Task details:
Copy out, from the entries below, each line holding the string "JSON".

[Entries with figure data]

%%

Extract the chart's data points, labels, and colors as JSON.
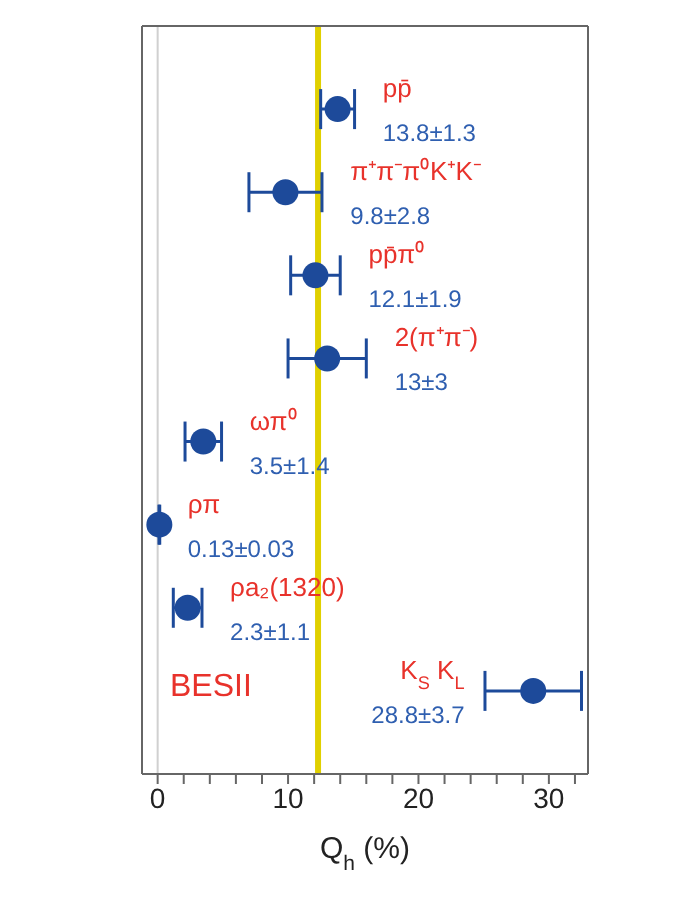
{
  "chart_data": {
    "type": "scatter",
    "orientation": "horizontal",
    "xlabel": "Q$_{h}$ (%)",
    "categories": [
      "pp̄",
      "π⁺π⁻π⁰K⁺K⁻",
      "pp̄π⁰",
      "2(π⁺π⁻)",
      "ωπ⁰",
      "ρπ",
      "ρa₂(1320)",
      "K$_{S}$K$_{L}$"
    ],
    "series": [
      {
        "color": "#1d4a9a",
        "values": [
          13.8,
          9.8,
          12.1,
          13,
          3.5,
          0.13,
          2.3,
          28.8
        ],
        "errors": [
          1.3,
          2.8,
          1.9,
          3,
          1.4,
          0.03,
          1.1,
          3.7
        ],
        "value_labels": [
          "13.8±1.3",
          "9.8±2.8",
          "12.1±1.9",
          "13±3",
          "3.5±1.4",
          "0.13±0.03",
          "2.3±1.1",
          "28.8±3.7"
        ]
      }
    ],
    "marker": "circle",
    "xlim": [
      -1.2,
      33
    ],
    "xticks": [
      0,
      {
        "value": 2,
        "label": null
      },
      {
        "value": 4,
        "label": null
      },
      {
        "value": 6,
        "label": null
      },
      {
        "value": 8,
        "label": null
      },
      10,
      {
        "value": 12,
        "label": null
      },
      {
        "value": 14,
        "label": null
      },
      {
        "value": 16,
        "label": null
      },
      {
        "value": 18,
        "label": null
      },
      20,
      {
        "value": 22,
        "label": null
      },
      {
        "value": 24,
        "label": null
      },
      {
        "value": 26,
        "label": null
      },
      {
        "value": 28,
        "label": null
      },
      30,
      {
        "value": 32,
        "label": null
      }
    ],
    "ref_lines": [
      {
        "axis": "x",
        "value": 0,
        "color": "#d0d0d0"
      },
      {
        "axis": "x",
        "value": 12.3,
        "color": "#e0d000"
      }
    ],
    "annotations": [
      "BESII"
    ]
  }
}
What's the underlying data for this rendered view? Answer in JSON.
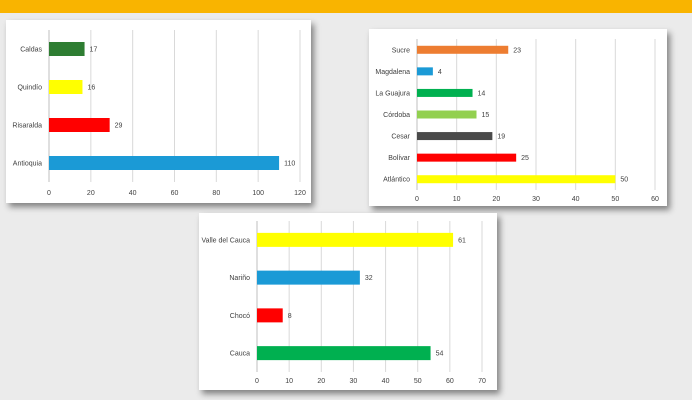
{
  "chart_data": [
    {
      "type": "bar",
      "orientation": "horizontal",
      "categories": [
        "Caldas",
        "Quindío",
        "Risaralda",
        "Antioquia"
      ],
      "values": [
        17,
        16,
        29,
        110
      ],
      "colors": [
        "#2e7d32",
        "#ffff00",
        "#ff0000",
        "#1b9ad6"
      ],
      "xlim": [
        0,
        120
      ],
      "xticks": [
        0,
        20,
        40,
        60,
        80,
        100,
        120
      ],
      "grid": true
    },
    {
      "type": "bar",
      "orientation": "horizontal",
      "categories": [
        "Sucre",
        "Magdalena",
        "La Guajura",
        "Córdoba",
        "Cesar",
        "Bolívar",
        "Atlántico"
      ],
      "values": [
        23,
        4,
        14,
        15,
        19,
        25,
        50
      ],
      "colors": [
        "#ed7d31",
        "#1b9ad6",
        "#00b050",
        "#92d050",
        "#4a4a4a",
        "#ff0000",
        "#ffff00"
      ],
      "xlim": [
        0,
        60
      ],
      "xticks": [
        0,
        10,
        20,
        30,
        40,
        50,
        60
      ],
      "grid": true
    },
    {
      "type": "bar",
      "orientation": "horizontal",
      "categories": [
        "Valle del Cauca",
        "Nariño",
        "Chocó",
        "Cauca"
      ],
      "values": [
        61,
        32,
        8,
        54
      ],
      "colors": [
        "#ffff00",
        "#1b9ad6",
        "#ff0000",
        "#00b050"
      ],
      "xlim": [
        0,
        70
      ],
      "xticks": [
        0,
        10,
        20,
        30,
        40,
        50,
        60,
        70
      ],
      "grid": true
    }
  ]
}
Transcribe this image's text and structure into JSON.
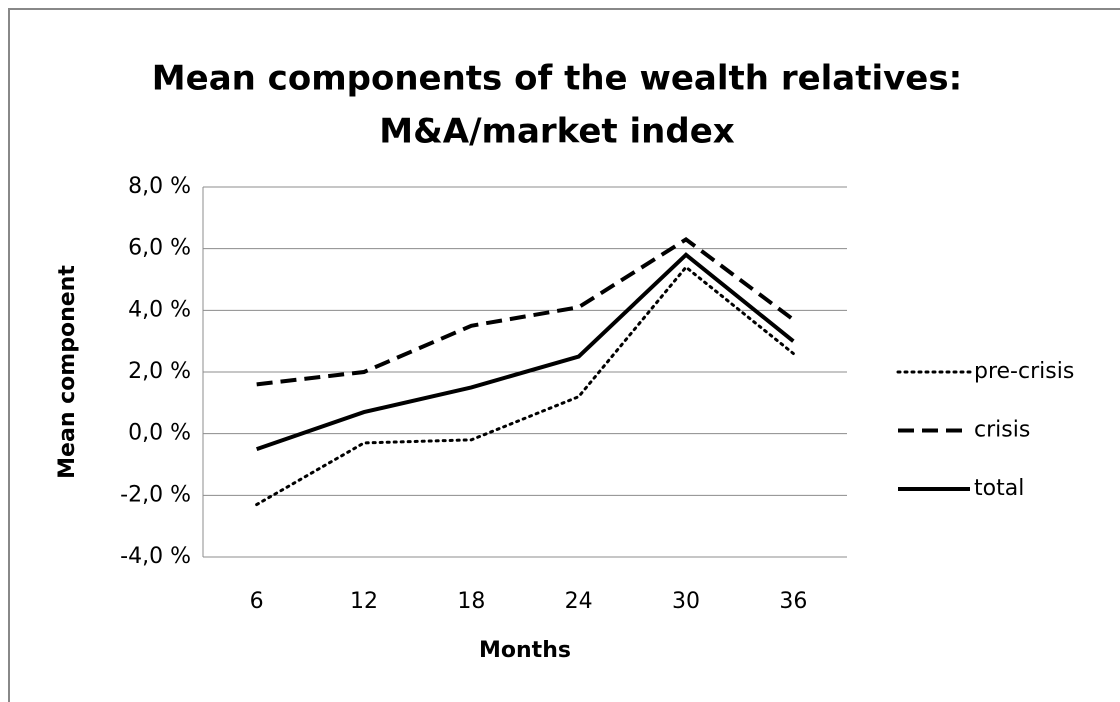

%%

Written response:
Extract the chart's data points, labels, and colors as JSON.
What's the underlying data for this rendered view? Answer in JSON.
Transcribe this image's text and structure into JSON.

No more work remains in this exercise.